Written instruction ->
Every entry that follows should be reproduced exactly.

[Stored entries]
::::::

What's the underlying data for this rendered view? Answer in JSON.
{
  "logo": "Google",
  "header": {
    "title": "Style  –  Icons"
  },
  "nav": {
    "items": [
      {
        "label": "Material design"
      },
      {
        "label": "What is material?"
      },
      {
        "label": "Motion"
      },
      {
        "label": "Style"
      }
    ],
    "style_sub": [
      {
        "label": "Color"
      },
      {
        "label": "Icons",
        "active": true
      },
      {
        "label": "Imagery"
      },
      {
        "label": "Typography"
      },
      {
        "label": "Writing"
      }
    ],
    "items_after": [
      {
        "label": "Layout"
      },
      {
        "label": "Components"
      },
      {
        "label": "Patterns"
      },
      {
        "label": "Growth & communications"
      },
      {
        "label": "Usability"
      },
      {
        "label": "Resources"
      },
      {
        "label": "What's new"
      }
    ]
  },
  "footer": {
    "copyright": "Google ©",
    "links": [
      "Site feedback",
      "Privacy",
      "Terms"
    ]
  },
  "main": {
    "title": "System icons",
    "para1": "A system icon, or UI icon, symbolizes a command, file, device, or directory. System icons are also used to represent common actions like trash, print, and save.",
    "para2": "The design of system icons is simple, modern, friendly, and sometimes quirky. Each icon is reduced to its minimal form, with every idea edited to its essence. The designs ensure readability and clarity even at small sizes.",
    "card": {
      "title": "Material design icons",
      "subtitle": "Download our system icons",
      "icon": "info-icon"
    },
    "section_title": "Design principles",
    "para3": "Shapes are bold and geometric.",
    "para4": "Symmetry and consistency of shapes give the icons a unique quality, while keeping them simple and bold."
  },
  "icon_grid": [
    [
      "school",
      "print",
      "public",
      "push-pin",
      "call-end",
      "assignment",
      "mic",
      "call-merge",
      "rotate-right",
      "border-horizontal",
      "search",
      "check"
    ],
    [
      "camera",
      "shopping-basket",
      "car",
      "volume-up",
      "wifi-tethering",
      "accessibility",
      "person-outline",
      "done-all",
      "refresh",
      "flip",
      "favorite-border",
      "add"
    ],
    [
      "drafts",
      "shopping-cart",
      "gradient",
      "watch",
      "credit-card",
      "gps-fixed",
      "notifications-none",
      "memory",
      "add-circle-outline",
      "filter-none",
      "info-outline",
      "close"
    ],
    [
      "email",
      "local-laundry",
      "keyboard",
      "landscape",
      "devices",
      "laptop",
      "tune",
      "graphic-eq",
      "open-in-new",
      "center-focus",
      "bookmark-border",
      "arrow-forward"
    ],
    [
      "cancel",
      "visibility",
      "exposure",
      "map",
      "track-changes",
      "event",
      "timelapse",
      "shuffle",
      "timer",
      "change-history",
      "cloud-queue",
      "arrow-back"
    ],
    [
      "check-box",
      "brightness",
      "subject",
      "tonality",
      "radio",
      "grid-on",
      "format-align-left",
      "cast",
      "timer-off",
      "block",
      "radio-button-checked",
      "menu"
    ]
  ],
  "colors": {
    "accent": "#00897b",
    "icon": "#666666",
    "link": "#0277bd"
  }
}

::::::

Written response ->
What's the underlying data for this rendered view? Answer in JSON.
{
  "logo": "Google",
  "header": {
    "title": "Style  –  Icons"
  },
  "nav": {
    "items": [
      {
        "label": "Material design"
      },
      {
        "label": "What is material?"
      },
      {
        "label": "Motion"
      },
      {
        "label": "Style"
      }
    ],
    "style_sub": [
      {
        "label": "Color"
      },
      {
        "label": "Icons",
        "active": true
      },
      {
        "label": "Imagery"
      },
      {
        "label": "Typography"
      },
      {
        "label": "Writing"
      }
    ],
    "items_after": [
      {
        "label": "Layout"
      },
      {
        "label": "Components"
      },
      {
        "label": "Patterns"
      },
      {
        "label": "Growth & communications"
      },
      {
        "label": "Usability"
      },
      {
        "label": "Resources"
      },
      {
        "label": "What's new"
      }
    ]
  },
  "footer": {
    "copyright": "Google ©",
    "links": [
      "Site feedback",
      "Privacy",
      "Terms"
    ]
  },
  "main": {
    "title": "System icons",
    "para1": "A system icon, or UI icon, symbolizes a command, file, device, or directory. System icons are also used to represent common actions like trash, print, and save.",
    "para2": "The design of system icons is simple, modern, friendly, and sometimes quirky. Each icon is reduced to its minimal form, with every idea edited to its essence. The designs ensure readability and clarity even at small sizes.",
    "card": {
      "title": "Material design icons",
      "subtitle": "Download our system icons",
      "icon": "info-icon"
    },
    "section_title": "Design principles",
    "para3": "Shapes are bold and geometric.",
    "para4": "Symmetry and consistency of shapes give the icons a unique quality, while keeping them simple and bold."
  },
  "icon_grid": [
    [
      "school",
      "print",
      "public",
      "push-pin",
      "call-end",
      "assignment",
      "mic",
      "call-merge",
      "rotate-right",
      "border-horizontal",
      "search",
      "check"
    ],
    [
      "camera",
      "shopping-basket",
      "car",
      "volume-up",
      "wifi-tethering",
      "accessibility",
      "person-outline",
      "done-all",
      "refresh",
      "flip",
      "favorite-border",
      "add"
    ],
    [
      "drafts",
      "shopping-cart",
      "gradient",
      "watch",
      "credit-card",
      "gps-fixed",
      "notifications-none",
      "memory",
      "add-circle-outline",
      "filter-none",
      "info-outline",
      "close"
    ],
    [
      "email",
      "local-laundry",
      "keyboard",
      "landscape",
      "devices",
      "laptop",
      "tune",
      "graphic-eq",
      "open-in-new",
      "center-focus",
      "bookmark-border",
      "arrow-forward"
    ],
    [
      "cancel",
      "visibility",
      "exposure",
      "map",
      "track-changes",
      "event",
      "timelapse",
      "shuffle",
      "timer",
      "change-history",
      "cloud-queue",
      "arrow-back"
    ],
    [
      "check-box",
      "brightness",
      "subject",
      "tonality",
      "radio",
      "grid-on",
      "format-align-left",
      "cast",
      "timer-off",
      "block",
      "radio-button-checked",
      "menu"
    ]
  ],
  "colors": {
    "accent": "#00897b",
    "icon": "#666666",
    "link": "#0277bd"
  }
}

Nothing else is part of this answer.